— Begin —

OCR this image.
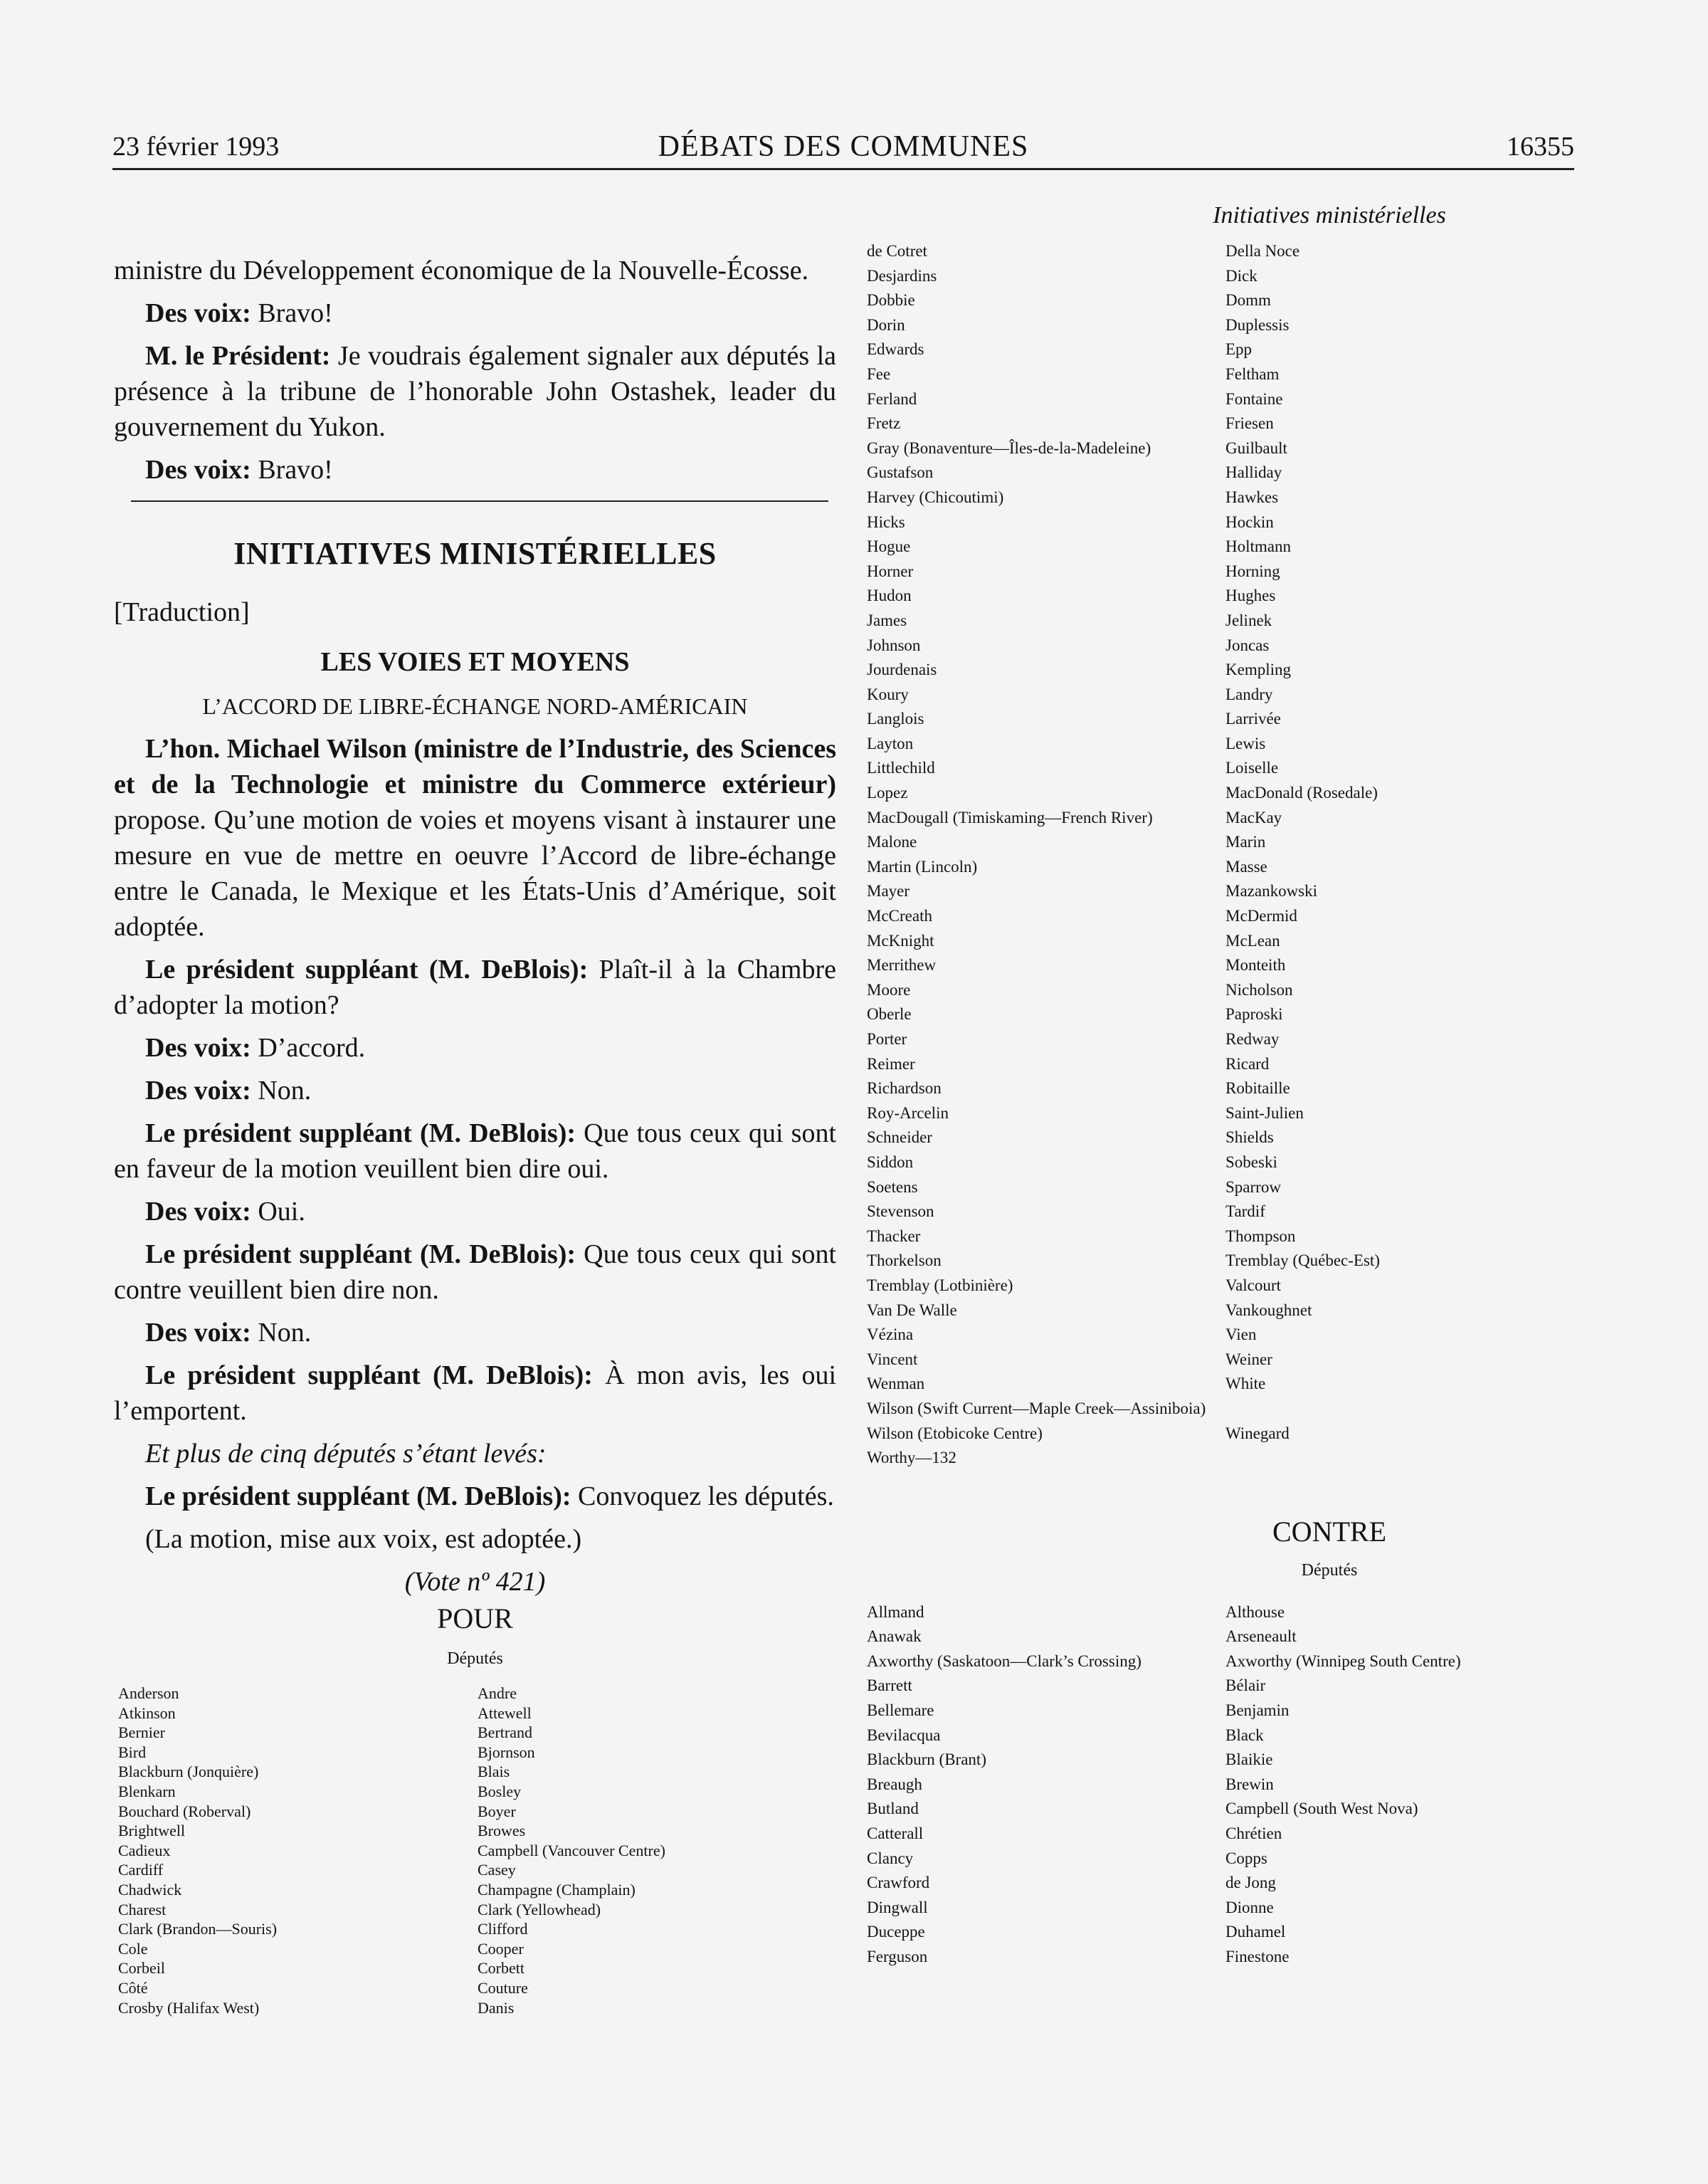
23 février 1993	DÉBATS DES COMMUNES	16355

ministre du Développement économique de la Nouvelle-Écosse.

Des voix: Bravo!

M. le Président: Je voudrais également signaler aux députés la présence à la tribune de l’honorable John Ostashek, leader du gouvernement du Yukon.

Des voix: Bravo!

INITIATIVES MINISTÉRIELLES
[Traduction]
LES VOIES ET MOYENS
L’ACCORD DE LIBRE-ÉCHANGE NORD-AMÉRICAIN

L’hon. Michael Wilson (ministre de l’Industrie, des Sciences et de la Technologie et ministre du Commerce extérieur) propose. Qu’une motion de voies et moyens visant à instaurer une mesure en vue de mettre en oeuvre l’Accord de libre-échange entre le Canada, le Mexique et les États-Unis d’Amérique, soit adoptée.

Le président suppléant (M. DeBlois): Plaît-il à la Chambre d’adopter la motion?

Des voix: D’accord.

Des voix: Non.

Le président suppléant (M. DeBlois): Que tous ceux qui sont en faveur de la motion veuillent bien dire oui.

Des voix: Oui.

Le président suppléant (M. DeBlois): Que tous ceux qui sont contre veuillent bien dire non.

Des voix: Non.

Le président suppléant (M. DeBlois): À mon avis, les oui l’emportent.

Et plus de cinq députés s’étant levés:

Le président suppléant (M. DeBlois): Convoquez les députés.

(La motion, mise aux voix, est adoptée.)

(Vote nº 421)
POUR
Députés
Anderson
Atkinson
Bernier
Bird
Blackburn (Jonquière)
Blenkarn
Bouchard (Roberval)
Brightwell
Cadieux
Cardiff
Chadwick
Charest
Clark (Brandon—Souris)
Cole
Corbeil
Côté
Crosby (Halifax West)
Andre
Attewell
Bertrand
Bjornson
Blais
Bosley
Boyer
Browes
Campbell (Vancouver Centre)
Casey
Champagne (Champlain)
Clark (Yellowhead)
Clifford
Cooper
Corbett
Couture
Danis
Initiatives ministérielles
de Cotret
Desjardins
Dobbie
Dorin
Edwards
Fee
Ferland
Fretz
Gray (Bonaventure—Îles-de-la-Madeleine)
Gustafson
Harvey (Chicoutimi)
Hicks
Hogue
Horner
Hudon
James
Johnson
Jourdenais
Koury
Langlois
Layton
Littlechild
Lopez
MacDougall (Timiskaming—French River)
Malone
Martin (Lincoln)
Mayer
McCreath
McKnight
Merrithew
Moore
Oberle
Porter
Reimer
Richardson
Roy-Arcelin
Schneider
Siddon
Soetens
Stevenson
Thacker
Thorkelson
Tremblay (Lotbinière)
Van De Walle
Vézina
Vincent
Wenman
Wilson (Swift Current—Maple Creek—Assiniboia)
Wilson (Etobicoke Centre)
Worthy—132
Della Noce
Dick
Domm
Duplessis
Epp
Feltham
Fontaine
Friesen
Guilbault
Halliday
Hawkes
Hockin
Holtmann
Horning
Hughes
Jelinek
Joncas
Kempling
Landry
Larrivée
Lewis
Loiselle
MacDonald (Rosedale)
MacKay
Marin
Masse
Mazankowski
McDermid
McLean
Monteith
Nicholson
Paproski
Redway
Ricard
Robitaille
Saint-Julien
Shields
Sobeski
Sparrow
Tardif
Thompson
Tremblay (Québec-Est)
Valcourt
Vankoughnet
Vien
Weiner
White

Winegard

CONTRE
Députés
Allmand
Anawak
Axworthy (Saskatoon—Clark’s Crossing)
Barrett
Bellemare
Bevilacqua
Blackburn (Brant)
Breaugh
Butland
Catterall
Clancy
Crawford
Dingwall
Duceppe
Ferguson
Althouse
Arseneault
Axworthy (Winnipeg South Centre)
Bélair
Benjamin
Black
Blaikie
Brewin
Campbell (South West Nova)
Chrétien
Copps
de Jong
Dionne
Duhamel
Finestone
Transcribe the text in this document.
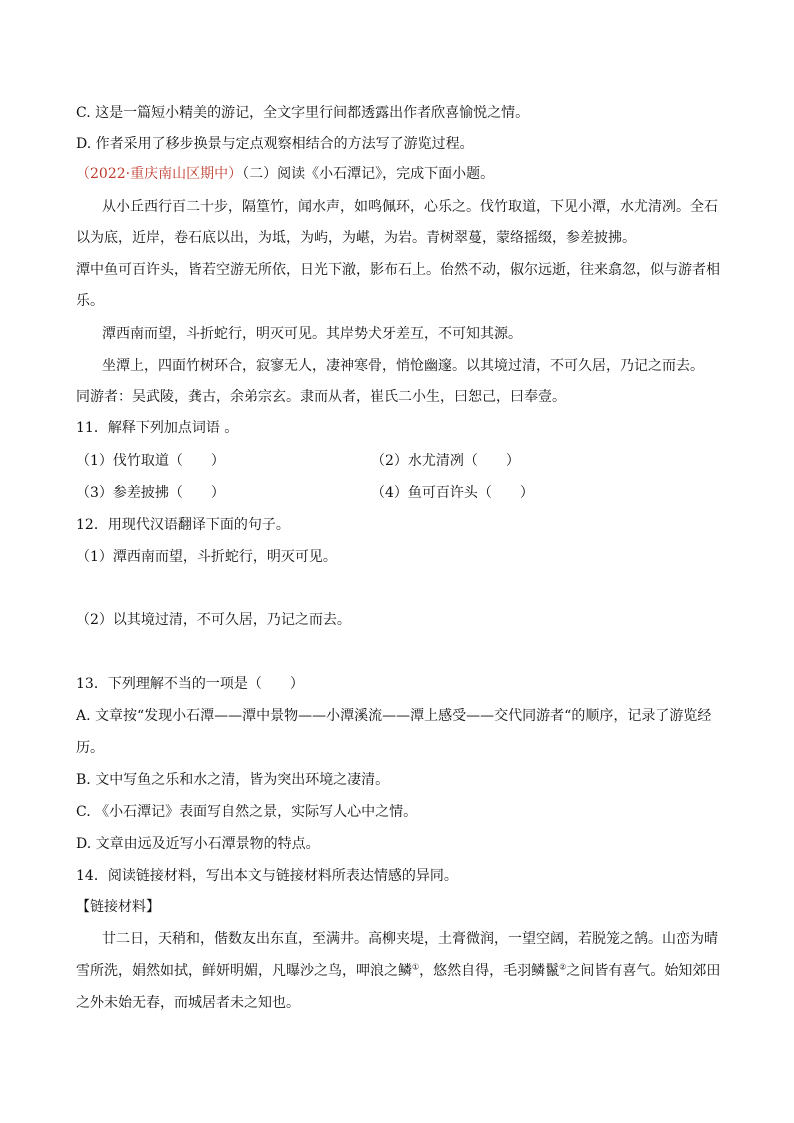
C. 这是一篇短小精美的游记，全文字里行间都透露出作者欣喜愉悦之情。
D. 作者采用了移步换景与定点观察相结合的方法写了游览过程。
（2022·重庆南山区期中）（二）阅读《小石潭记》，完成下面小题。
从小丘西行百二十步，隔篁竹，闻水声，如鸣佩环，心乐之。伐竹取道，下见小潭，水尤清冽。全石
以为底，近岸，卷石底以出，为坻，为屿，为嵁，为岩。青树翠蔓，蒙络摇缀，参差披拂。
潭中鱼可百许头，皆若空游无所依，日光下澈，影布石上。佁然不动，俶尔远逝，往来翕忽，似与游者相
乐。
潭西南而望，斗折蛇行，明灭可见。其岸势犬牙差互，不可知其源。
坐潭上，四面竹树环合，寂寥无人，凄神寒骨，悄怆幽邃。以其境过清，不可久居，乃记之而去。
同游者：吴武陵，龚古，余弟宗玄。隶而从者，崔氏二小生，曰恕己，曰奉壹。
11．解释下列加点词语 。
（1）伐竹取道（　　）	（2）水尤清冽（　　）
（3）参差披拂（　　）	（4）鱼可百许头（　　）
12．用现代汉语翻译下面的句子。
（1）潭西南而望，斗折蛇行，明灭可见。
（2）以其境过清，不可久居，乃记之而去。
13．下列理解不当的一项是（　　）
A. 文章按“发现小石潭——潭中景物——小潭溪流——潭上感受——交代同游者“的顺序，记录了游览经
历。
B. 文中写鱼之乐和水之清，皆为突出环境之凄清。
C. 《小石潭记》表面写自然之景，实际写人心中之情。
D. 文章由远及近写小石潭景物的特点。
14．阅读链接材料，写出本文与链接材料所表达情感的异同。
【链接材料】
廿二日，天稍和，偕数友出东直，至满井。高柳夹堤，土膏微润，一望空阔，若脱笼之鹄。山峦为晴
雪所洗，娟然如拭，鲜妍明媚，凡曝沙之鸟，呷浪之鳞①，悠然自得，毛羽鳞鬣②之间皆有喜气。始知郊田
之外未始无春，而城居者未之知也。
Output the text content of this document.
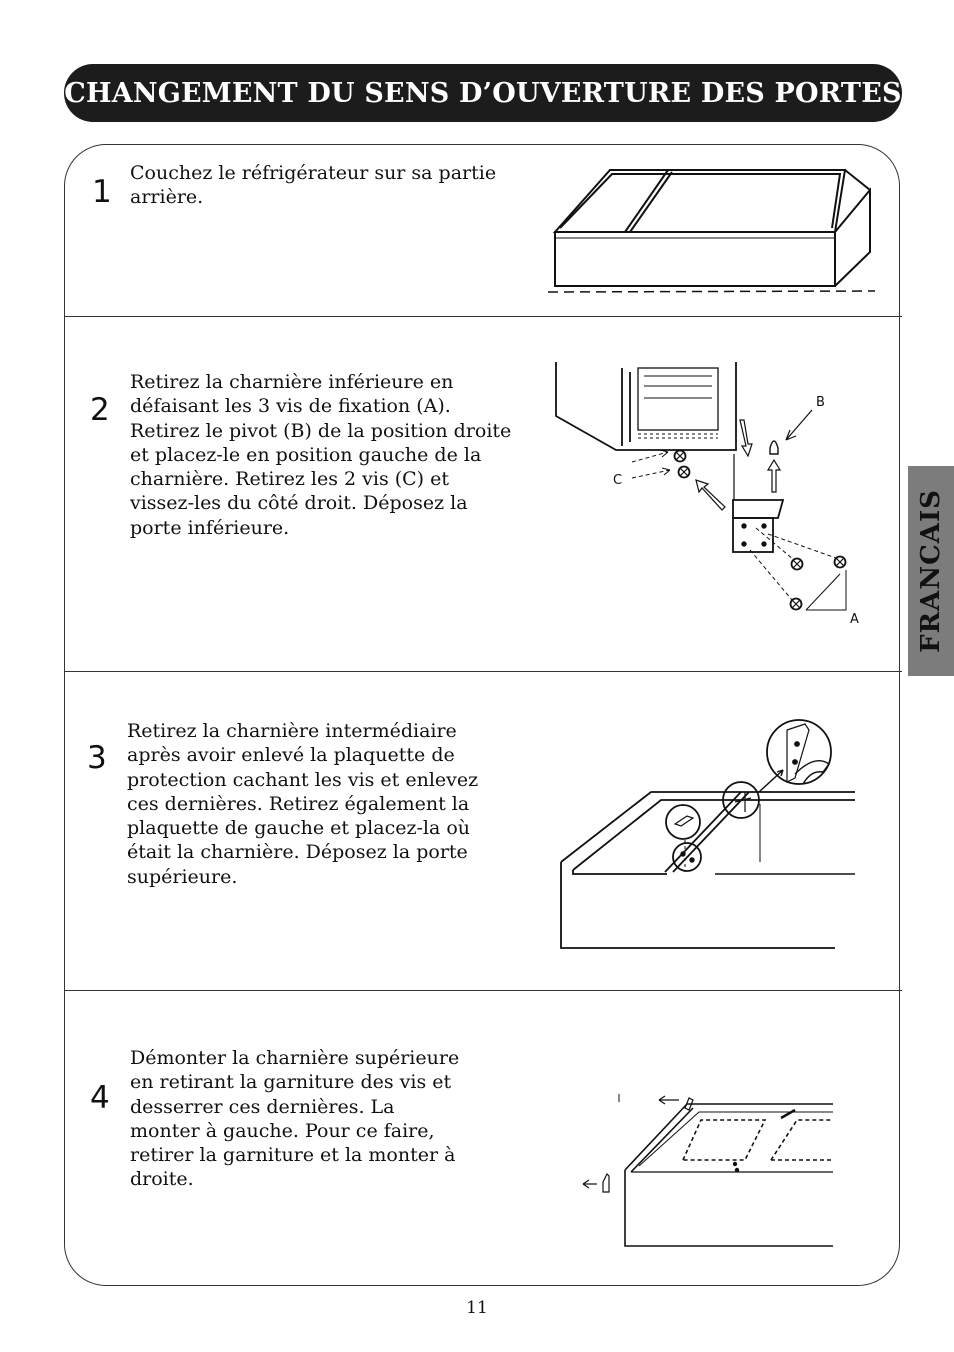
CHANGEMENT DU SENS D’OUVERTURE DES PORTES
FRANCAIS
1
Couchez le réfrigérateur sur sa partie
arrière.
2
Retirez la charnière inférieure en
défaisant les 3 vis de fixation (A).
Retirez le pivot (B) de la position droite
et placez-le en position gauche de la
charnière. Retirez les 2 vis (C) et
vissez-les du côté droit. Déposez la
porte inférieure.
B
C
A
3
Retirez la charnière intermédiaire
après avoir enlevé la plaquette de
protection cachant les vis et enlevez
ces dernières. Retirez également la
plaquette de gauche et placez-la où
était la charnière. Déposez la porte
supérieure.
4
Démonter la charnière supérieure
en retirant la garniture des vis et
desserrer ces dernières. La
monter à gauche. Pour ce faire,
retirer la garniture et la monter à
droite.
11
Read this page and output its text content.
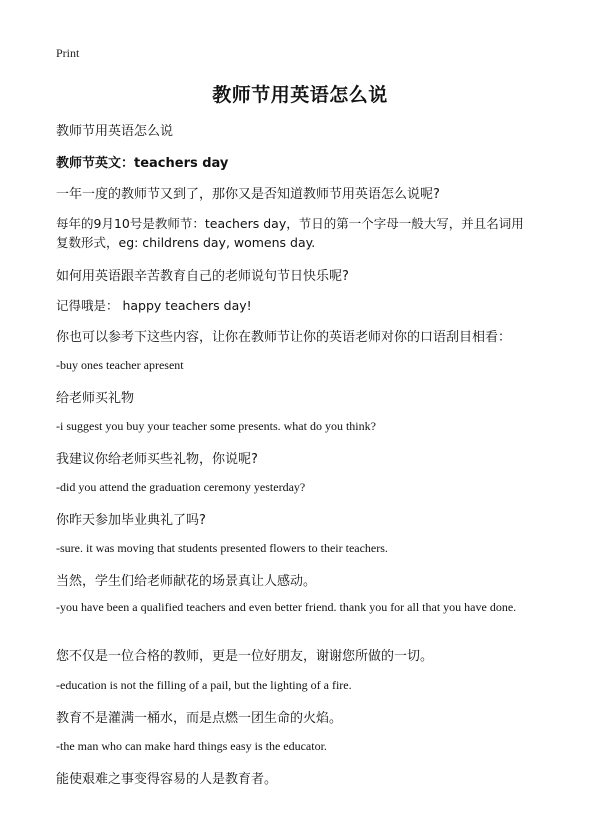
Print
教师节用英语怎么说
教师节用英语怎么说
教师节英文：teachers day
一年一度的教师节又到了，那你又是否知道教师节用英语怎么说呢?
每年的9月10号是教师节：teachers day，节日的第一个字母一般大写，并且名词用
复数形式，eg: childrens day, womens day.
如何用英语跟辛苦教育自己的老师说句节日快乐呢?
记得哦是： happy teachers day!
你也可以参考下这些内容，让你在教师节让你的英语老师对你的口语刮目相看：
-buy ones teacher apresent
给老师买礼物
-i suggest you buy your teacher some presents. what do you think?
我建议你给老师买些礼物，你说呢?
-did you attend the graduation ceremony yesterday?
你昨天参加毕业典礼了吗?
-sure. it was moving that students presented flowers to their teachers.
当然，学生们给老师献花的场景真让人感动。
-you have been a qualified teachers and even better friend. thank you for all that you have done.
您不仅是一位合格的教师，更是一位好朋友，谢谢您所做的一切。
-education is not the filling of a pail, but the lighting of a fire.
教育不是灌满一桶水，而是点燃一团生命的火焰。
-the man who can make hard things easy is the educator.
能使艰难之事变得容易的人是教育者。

— End —

* Aim of the exercise: Copy the final stretch of lines, starting at the one that holds "Read this page and output its text content." and ending at the last line of the data, exactly; omit pictures.

* Answer for the task:
Read this page and output its text content.
Print
教师节用英语怎么说
教师节用英语怎么说
教师节英文：teachers day
一年一度的教师节又到了，那你又是否知道教师节用英语怎么说呢?
每年的9月10号是教师节：teachers day，节日的第一个字母一般大写，并且名词用
复数形式，eg: childrens day, womens day.
如何用英语跟辛苦教育自己的老师说句节日快乐呢?
记得哦是： happy teachers day!
你也可以参考下这些内容，让你在教师节让你的英语老师对你的口语刮目相看：
-buy ones teacher apresent
给老师买礼物
-i suggest you buy your teacher some presents. what do you think?
我建议你给老师买些礼物，你说呢?
-did you attend the graduation ceremony yesterday?
你昨天参加毕业典礼了吗?
-sure. it was moving that students presented flowers to their teachers.
当然，学生们给老师献花的场景真让人感动。
-you have been a qualified teachers and even better friend. thank you for all that you have done.
您不仅是一位合格的教师，更是一位好朋友，谢谢您所做的一切。
-education is not the filling of a pail, but the lighting of a fire.
教育不是灌满一桶水，而是点燃一团生命的火焰。
-the man who can make hard things easy is the educator.
能使艰难之事变得容易的人是教育者。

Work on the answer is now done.